Aim of the exercise >> From the entries below, say how many lines carry the word "выявленный", and give nothing but the number.

Records for the exercise >>
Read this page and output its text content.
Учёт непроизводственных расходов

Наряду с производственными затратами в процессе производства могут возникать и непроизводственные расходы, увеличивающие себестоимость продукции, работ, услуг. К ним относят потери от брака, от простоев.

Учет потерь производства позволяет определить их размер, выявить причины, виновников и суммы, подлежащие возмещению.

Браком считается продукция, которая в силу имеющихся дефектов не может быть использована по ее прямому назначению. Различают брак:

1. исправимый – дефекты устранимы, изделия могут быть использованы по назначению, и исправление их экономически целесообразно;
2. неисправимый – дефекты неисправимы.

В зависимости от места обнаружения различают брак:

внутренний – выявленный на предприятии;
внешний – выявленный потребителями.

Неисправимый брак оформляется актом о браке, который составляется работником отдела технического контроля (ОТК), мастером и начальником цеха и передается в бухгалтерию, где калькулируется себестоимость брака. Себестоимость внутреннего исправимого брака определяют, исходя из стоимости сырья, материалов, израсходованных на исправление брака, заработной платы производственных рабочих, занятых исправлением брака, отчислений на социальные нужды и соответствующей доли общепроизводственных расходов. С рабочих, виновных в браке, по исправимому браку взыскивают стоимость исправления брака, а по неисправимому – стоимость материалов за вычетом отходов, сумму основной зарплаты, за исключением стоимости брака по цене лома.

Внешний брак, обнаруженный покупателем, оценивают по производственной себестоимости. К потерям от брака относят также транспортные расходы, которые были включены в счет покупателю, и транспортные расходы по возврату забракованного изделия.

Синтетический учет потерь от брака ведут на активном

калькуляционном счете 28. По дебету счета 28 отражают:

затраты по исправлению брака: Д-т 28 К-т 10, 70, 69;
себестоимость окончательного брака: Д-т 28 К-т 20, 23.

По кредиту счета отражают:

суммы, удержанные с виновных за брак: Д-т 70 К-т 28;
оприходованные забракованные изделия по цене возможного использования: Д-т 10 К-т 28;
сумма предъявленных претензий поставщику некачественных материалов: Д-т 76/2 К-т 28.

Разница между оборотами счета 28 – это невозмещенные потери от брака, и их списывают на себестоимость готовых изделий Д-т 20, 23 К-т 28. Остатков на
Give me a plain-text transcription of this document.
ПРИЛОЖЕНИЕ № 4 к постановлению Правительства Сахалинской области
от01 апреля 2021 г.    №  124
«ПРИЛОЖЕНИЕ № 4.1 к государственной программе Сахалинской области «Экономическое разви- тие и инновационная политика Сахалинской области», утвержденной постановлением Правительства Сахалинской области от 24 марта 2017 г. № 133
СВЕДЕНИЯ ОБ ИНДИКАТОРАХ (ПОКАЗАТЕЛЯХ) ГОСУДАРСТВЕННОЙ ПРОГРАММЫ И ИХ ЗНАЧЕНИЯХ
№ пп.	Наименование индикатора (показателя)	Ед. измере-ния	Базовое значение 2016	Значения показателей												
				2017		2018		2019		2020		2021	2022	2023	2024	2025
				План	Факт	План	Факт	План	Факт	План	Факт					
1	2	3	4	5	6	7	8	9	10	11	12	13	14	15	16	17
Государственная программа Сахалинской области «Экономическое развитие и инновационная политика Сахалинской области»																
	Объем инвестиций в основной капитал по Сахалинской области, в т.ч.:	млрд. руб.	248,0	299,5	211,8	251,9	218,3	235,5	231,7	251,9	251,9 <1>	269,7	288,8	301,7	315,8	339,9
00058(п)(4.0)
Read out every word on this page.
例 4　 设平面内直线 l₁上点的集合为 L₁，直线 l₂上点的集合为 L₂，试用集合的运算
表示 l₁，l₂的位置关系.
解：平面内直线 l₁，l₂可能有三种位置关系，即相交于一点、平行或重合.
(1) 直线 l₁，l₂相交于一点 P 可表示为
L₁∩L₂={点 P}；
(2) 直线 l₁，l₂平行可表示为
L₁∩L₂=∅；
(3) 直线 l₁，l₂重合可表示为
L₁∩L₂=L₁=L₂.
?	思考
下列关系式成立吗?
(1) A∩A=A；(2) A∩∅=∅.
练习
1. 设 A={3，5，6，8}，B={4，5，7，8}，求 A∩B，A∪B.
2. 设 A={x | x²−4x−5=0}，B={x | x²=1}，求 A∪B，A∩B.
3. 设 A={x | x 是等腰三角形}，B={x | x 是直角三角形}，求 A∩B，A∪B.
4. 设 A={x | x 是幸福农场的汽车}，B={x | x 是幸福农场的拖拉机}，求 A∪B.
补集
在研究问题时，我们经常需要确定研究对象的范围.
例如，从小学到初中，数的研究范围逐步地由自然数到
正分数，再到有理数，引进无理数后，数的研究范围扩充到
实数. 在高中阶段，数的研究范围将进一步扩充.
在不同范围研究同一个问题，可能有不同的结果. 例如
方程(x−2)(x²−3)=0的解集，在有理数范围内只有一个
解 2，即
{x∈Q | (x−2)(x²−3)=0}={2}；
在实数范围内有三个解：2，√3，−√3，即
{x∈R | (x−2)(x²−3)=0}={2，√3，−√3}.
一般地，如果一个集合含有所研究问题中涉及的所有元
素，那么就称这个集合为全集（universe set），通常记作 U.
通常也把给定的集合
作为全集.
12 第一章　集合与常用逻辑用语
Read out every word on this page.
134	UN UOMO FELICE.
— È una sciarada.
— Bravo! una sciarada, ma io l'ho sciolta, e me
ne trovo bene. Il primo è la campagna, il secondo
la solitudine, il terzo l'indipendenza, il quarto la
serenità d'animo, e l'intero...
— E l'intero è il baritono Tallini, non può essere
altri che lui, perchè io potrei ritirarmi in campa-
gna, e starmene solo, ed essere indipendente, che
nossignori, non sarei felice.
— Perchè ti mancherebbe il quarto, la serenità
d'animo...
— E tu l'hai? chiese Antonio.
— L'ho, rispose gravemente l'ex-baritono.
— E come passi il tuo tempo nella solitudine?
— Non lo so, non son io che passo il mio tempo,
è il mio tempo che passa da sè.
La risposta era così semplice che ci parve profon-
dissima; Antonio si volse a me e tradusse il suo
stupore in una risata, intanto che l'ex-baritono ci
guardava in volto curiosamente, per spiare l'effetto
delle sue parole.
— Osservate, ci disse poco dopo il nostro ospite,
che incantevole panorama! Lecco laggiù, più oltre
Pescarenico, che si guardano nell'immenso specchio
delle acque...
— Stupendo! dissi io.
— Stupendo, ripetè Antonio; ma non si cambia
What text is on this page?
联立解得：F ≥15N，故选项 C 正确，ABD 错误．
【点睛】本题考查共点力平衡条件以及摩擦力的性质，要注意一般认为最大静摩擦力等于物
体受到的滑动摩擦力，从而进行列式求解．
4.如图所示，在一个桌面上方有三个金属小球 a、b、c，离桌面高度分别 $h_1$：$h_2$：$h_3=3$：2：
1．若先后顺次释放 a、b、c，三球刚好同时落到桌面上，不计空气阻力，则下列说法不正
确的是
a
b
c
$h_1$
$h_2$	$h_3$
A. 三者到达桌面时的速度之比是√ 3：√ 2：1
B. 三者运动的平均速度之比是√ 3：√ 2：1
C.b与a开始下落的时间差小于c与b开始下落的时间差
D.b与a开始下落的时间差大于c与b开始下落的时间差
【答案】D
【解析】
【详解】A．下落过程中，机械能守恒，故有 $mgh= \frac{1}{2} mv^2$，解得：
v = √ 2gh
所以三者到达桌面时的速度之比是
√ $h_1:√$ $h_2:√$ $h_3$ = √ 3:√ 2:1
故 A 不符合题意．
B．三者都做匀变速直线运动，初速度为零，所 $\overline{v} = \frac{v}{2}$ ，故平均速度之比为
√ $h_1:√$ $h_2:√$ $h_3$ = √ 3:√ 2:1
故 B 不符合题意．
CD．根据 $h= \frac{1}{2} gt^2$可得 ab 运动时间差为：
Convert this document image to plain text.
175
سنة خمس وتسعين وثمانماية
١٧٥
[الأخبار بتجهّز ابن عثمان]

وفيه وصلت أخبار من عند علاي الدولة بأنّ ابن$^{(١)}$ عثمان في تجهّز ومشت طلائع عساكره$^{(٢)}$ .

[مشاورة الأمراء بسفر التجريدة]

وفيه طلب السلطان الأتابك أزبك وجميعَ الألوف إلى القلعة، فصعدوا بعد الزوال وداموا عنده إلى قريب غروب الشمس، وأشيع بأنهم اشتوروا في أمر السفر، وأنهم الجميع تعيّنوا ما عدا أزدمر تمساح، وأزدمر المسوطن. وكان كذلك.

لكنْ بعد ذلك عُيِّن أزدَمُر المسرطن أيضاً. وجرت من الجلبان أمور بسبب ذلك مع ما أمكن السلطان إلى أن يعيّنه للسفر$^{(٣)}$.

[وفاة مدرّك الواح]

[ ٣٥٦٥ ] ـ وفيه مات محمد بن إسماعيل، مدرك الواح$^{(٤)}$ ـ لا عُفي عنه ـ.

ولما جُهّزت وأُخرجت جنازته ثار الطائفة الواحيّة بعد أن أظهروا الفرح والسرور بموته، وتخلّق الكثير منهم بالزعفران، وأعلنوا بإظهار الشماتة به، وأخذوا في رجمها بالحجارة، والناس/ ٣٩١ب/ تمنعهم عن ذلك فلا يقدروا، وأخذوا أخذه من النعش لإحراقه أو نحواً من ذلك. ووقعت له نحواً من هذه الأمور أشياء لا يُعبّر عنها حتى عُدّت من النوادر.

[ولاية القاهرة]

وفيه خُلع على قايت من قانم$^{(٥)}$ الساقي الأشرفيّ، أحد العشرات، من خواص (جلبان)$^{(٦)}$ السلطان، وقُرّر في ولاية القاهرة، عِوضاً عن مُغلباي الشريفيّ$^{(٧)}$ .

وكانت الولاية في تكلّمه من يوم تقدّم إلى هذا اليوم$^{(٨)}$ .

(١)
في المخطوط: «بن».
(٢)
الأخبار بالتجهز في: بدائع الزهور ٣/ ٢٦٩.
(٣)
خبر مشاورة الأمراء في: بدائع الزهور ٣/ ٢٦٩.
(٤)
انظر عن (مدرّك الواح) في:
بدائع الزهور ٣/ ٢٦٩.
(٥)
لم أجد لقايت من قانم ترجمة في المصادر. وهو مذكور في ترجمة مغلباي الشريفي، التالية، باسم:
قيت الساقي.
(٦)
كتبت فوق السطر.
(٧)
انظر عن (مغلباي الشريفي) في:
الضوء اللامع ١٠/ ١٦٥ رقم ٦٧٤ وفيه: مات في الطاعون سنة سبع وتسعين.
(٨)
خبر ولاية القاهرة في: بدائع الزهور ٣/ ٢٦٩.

Answer to the problem >> 2